Of all the lines in this data, how many include "structure"? Respond with the number only.
═════ Supplied information
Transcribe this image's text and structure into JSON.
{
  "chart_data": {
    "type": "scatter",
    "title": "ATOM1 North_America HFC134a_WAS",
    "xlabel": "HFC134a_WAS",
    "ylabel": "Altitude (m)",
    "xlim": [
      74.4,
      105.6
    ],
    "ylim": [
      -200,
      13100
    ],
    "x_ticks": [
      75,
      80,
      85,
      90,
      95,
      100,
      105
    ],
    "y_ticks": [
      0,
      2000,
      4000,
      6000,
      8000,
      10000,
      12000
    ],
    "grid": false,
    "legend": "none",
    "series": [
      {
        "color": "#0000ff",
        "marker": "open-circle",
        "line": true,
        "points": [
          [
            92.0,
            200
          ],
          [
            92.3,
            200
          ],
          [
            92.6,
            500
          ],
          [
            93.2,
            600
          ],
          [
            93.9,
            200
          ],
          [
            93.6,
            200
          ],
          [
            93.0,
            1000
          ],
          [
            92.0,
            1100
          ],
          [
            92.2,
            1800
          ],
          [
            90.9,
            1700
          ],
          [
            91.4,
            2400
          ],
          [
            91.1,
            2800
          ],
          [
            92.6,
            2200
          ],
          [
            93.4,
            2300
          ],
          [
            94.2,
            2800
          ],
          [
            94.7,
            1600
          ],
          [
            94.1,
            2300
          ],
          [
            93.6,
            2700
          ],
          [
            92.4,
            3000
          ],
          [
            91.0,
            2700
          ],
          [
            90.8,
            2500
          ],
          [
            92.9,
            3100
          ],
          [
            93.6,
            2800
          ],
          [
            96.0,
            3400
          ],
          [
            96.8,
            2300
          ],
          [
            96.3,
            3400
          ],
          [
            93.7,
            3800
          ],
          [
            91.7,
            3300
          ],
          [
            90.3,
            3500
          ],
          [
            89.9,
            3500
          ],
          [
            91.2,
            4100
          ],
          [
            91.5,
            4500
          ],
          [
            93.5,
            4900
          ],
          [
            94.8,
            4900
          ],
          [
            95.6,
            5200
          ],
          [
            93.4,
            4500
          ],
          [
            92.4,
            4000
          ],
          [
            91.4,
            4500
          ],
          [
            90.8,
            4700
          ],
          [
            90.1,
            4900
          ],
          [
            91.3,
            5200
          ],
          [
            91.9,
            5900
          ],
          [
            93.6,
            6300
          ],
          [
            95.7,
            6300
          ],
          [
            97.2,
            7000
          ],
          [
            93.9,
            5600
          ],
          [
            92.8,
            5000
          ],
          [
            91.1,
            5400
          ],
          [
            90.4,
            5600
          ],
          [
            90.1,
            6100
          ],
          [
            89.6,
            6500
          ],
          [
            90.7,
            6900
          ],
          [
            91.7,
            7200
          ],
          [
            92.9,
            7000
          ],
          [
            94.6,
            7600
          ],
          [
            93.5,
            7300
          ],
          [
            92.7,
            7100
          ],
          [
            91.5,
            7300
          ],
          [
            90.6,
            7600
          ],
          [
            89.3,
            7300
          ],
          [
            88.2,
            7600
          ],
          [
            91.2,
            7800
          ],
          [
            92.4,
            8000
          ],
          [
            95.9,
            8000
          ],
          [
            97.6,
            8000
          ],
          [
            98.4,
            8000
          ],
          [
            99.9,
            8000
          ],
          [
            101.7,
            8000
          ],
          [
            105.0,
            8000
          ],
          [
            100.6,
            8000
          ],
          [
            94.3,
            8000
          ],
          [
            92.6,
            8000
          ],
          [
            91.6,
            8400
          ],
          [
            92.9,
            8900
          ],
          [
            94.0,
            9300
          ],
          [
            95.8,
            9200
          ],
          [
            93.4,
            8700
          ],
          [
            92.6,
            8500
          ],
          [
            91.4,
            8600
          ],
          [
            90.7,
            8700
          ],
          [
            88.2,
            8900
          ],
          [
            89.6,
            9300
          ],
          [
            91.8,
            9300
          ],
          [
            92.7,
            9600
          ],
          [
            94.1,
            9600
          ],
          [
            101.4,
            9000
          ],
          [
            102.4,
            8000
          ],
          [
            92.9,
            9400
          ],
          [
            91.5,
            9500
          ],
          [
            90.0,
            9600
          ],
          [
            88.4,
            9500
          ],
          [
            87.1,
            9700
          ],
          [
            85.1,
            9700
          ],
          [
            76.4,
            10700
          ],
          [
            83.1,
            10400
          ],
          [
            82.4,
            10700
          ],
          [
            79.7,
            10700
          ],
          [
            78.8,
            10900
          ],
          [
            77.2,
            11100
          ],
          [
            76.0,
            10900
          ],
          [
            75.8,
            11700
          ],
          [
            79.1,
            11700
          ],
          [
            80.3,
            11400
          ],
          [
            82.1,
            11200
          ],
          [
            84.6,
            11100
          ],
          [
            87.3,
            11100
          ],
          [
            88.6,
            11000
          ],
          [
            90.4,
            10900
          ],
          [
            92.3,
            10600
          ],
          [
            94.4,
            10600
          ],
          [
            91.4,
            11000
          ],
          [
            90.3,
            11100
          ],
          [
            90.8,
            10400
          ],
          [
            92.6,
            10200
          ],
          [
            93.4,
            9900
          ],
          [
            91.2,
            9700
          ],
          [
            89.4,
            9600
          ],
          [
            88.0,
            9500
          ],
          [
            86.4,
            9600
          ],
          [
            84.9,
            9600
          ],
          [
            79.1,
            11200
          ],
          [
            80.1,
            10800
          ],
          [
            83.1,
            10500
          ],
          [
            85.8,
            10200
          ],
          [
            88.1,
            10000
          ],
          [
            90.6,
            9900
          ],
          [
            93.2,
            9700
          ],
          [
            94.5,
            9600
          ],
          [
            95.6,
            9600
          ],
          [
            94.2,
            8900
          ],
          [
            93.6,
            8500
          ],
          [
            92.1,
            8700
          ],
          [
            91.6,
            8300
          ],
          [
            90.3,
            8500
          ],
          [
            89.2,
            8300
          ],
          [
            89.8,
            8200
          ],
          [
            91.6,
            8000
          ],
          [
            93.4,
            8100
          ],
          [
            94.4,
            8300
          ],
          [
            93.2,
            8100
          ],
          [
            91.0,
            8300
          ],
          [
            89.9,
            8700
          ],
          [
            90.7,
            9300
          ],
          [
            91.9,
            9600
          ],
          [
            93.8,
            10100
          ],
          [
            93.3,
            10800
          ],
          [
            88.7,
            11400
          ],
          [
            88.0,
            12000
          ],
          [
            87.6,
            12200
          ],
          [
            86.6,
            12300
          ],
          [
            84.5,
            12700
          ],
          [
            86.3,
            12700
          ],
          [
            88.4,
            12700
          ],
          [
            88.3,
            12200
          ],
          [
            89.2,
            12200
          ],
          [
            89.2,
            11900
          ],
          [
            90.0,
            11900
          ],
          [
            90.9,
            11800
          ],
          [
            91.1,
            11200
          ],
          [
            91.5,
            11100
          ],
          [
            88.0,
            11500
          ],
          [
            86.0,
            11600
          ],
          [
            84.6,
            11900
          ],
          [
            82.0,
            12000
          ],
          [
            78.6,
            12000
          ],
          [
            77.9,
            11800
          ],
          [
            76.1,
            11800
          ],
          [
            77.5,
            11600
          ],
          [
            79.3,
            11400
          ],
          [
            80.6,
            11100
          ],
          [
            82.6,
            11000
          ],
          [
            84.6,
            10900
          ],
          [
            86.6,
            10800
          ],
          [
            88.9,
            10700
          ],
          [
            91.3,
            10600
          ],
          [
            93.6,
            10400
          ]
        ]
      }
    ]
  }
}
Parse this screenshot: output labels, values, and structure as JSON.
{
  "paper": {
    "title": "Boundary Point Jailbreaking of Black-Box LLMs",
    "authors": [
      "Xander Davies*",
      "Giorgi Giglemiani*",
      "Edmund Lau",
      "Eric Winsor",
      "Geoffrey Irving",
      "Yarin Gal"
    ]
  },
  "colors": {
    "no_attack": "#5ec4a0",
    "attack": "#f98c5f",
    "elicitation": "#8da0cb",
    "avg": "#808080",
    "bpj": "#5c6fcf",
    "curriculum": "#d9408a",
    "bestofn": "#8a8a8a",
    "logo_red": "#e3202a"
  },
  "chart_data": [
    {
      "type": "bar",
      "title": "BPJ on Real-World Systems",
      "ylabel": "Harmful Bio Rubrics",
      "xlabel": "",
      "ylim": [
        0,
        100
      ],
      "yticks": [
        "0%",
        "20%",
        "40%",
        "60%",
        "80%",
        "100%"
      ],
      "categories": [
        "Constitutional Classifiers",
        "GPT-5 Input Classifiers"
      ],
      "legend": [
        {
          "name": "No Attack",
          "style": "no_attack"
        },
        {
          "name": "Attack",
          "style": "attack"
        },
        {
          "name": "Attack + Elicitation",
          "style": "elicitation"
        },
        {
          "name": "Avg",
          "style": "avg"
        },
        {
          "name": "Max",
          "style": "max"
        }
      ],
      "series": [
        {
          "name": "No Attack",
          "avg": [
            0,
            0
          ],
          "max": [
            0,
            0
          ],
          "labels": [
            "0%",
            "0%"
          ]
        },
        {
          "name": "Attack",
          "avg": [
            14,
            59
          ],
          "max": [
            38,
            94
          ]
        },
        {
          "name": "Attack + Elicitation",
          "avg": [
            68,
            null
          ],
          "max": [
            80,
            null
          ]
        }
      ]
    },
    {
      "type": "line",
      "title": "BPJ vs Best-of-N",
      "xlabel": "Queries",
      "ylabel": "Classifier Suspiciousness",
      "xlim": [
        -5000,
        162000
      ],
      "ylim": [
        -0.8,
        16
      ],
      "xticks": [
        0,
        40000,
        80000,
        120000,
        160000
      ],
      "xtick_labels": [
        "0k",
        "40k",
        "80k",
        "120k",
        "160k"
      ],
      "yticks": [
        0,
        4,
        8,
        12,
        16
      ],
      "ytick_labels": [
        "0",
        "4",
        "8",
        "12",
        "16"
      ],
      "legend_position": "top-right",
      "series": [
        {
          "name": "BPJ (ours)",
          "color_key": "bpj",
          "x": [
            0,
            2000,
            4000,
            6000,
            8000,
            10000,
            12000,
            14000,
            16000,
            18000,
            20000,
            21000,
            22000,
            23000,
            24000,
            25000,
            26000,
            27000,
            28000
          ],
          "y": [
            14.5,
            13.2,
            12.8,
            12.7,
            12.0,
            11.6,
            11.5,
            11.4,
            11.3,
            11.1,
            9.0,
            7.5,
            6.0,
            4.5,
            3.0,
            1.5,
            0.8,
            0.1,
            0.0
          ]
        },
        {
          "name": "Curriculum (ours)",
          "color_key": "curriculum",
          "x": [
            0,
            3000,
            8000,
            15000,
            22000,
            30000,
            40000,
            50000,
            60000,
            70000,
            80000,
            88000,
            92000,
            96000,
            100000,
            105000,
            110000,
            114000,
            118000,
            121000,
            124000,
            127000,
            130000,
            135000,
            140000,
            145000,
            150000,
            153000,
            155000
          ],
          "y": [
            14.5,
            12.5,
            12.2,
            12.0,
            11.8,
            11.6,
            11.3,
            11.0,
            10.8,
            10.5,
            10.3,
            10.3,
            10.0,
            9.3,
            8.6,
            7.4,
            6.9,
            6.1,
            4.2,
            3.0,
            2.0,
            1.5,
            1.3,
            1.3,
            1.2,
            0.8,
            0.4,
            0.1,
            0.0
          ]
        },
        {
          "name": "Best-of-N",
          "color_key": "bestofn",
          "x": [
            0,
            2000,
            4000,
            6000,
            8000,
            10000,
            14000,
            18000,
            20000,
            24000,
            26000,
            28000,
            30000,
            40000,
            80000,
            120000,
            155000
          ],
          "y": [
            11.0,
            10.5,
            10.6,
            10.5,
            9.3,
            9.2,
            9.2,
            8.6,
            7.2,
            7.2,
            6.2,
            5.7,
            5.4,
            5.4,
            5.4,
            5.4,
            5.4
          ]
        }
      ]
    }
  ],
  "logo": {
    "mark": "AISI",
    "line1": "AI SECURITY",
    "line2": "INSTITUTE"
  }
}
══════════
### [Result of the task]
2